The Texas Department of Family and Protective Services (DFPS) has received at least three reports alleging abuse or neglect based on gender-affirming care for minors, agency spokesperson Marissa Gonzales told The 19th in response to a records request.
The reports came after Attorney General Ken Paxton issued a nonbinding legal opinion February 18 saying that transgender medical care for minors, such as puberty blockers and hormone treatment, is child abuse, and Gov. Greg Abbott told DFPS to investigate parents of trans children. Abbott also directed other state agencies to investigate licensed medical facilities prescribing gender-affirming treatment for trans youth, saying that doctors, nurses and teachers should report instances of trans kids receiving such care.
The American Civil Liberties Union and Lambda Legal on Tuesday filed a lawsuit against Abbott and the state’s child welfare agency to halt investigations into parents seeking gender-affirming care for their children.
The lawsuit was filed on behalf of a DFPS employee with a 16-year-old transgender daughter, the ACLU said in a news release. The family alleges in the lawsuit that an investigator arrived at their home last Friday to interview the family and that the investigator asked for the teen’s medical records.
DFPS had already received at least three reports alleging abuse or neglect based on gender-affirming care for minors. The agency declined to comment on those reports further, as well as on the ACLU and Lambda Legal lawsuit, and has not yet responded to additional records requests.
Ian Pittman, a Texas-based family attorney, said he was representing two families being investigated by DFPS and knew of at least three others in the state.

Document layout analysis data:
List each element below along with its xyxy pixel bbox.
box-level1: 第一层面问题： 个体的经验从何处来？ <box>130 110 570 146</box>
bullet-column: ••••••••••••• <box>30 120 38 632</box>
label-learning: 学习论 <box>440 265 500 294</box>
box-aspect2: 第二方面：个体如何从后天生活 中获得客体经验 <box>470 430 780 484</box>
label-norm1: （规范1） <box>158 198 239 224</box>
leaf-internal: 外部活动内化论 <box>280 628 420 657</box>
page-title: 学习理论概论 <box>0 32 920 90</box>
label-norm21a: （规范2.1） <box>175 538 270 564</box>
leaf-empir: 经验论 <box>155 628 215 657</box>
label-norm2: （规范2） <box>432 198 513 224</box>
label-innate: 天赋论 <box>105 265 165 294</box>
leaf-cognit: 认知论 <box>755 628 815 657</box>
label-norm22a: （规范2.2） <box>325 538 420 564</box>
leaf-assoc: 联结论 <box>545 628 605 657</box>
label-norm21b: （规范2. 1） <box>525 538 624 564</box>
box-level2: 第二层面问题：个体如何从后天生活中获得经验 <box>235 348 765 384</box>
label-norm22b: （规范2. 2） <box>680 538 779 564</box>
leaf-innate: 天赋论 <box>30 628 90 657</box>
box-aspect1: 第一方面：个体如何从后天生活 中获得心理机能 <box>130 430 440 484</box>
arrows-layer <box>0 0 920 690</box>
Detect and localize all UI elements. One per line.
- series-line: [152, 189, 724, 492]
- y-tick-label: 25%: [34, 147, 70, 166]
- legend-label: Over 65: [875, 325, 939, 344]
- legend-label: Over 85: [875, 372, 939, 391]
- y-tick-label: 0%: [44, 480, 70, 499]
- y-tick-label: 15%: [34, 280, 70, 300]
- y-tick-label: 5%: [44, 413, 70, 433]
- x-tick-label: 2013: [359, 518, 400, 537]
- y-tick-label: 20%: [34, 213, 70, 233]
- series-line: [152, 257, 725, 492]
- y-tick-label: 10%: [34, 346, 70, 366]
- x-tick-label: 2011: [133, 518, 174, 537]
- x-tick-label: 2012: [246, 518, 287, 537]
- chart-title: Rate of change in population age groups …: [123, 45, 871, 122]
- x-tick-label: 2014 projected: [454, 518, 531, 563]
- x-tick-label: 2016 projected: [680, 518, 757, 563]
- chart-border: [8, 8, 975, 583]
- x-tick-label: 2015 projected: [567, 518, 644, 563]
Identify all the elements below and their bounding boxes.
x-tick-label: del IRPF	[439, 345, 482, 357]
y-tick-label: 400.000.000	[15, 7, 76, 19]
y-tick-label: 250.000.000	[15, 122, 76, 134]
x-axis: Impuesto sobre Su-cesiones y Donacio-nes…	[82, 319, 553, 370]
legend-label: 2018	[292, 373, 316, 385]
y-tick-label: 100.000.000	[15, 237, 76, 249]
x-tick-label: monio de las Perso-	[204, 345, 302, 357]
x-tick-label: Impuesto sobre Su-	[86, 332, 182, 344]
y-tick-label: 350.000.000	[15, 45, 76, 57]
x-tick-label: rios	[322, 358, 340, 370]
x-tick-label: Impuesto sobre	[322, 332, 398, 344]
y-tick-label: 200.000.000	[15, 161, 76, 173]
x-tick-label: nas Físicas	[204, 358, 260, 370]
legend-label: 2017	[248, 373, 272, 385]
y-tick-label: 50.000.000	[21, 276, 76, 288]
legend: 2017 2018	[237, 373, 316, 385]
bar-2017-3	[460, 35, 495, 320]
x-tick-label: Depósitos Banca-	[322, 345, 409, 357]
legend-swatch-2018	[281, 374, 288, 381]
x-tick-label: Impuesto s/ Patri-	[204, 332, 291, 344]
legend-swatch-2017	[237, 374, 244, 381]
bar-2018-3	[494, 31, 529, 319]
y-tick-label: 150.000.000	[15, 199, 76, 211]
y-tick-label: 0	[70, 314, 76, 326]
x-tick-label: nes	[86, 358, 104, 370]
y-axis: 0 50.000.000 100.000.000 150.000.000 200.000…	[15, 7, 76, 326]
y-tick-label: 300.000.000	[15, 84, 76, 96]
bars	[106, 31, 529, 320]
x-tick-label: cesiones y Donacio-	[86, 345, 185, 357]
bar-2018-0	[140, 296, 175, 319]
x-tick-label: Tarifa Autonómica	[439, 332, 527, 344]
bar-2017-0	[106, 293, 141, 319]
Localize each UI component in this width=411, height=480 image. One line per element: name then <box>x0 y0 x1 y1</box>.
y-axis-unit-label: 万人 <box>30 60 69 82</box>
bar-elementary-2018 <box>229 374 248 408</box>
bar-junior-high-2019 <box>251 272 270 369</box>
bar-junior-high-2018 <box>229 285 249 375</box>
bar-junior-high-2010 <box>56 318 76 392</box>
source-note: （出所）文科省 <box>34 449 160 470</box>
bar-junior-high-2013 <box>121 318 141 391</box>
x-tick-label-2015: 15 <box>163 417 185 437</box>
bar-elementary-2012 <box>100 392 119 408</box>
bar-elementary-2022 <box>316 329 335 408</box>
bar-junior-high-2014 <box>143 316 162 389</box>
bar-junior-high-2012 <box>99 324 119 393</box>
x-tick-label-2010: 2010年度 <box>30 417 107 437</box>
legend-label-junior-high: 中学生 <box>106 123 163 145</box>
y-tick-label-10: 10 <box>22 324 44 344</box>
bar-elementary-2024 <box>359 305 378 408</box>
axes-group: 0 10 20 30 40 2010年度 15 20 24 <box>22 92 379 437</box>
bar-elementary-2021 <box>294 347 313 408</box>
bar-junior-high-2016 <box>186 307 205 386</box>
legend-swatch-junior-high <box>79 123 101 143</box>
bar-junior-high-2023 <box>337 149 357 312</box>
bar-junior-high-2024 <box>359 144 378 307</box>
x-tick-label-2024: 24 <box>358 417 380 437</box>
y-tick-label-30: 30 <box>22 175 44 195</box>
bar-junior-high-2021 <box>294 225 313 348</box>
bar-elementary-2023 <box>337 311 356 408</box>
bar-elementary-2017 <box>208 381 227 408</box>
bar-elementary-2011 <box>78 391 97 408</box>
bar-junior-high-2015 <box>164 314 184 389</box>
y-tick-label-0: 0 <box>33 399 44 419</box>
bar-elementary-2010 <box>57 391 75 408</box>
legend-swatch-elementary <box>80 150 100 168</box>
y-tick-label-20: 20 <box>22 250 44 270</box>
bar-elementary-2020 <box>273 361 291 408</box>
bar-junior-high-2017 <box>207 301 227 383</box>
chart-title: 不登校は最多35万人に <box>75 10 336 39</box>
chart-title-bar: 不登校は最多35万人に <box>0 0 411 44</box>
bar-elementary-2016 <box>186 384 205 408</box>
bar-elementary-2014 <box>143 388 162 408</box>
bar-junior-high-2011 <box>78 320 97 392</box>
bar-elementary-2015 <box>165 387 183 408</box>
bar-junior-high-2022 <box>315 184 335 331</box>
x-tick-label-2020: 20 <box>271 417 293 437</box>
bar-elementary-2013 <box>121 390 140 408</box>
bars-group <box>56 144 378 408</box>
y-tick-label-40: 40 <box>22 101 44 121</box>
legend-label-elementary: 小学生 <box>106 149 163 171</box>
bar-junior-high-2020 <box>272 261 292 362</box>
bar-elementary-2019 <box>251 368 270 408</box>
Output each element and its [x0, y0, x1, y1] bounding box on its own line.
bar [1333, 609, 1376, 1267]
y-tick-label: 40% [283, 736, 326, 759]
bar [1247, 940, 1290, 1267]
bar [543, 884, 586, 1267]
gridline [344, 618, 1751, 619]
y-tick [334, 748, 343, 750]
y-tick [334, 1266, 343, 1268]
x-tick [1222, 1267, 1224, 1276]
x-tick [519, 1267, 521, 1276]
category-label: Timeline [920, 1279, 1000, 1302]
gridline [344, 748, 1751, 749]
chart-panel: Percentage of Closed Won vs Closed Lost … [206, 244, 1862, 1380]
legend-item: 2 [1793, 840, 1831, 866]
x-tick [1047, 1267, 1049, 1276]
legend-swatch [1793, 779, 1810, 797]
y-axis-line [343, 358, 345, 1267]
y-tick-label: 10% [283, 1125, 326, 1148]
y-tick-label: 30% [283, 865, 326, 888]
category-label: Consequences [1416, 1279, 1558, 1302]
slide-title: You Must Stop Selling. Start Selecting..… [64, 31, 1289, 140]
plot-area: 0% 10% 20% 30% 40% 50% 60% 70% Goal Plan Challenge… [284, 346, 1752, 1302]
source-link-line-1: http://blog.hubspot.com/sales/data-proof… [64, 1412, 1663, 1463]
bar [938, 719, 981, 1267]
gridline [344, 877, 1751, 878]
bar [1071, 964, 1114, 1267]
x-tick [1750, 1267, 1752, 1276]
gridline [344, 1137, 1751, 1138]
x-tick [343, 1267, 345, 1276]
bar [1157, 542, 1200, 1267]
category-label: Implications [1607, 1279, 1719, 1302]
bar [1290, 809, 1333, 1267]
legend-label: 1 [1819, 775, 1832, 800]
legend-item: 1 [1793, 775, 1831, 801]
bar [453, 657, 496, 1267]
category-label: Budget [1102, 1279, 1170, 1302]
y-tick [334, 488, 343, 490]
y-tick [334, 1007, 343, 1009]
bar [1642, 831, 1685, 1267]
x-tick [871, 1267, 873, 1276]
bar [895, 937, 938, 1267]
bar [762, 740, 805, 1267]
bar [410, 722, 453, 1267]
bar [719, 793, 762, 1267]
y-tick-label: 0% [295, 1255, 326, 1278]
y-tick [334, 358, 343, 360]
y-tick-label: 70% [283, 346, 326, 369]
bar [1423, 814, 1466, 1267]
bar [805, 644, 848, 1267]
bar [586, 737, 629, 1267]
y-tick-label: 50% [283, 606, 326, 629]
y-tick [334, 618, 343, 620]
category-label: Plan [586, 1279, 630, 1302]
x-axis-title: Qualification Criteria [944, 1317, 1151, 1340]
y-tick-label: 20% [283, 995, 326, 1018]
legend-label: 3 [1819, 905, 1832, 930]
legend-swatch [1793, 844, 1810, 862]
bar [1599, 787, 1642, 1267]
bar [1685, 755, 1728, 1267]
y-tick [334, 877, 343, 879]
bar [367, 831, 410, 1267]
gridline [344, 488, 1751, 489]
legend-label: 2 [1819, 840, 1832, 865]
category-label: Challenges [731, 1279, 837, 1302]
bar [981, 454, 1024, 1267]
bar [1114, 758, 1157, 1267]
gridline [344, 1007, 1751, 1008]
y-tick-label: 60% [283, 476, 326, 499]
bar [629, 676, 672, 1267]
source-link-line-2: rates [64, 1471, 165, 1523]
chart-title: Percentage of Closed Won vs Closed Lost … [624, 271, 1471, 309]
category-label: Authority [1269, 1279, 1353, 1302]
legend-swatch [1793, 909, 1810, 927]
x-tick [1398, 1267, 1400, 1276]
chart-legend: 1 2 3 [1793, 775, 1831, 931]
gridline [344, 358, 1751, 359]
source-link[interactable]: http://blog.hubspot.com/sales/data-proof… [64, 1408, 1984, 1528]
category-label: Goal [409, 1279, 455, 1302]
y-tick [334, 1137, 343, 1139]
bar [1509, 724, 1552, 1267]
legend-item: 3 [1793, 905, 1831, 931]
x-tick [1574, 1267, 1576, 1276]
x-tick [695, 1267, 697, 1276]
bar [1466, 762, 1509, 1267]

— What is needed —
Update the article on the Texas gender-affirming care investigations by changing "spokesperson" to "representative", and write out the section starting with "The Texas Department" and going on through "a records request.".

— Answer section —
The Texas Department of Family and Protective Services (DFPS) has received at least three reports alleging abuse or neglect based on gender-affirming care for minors, agency representative Marissa Gonzales told The 19th in response to a records request.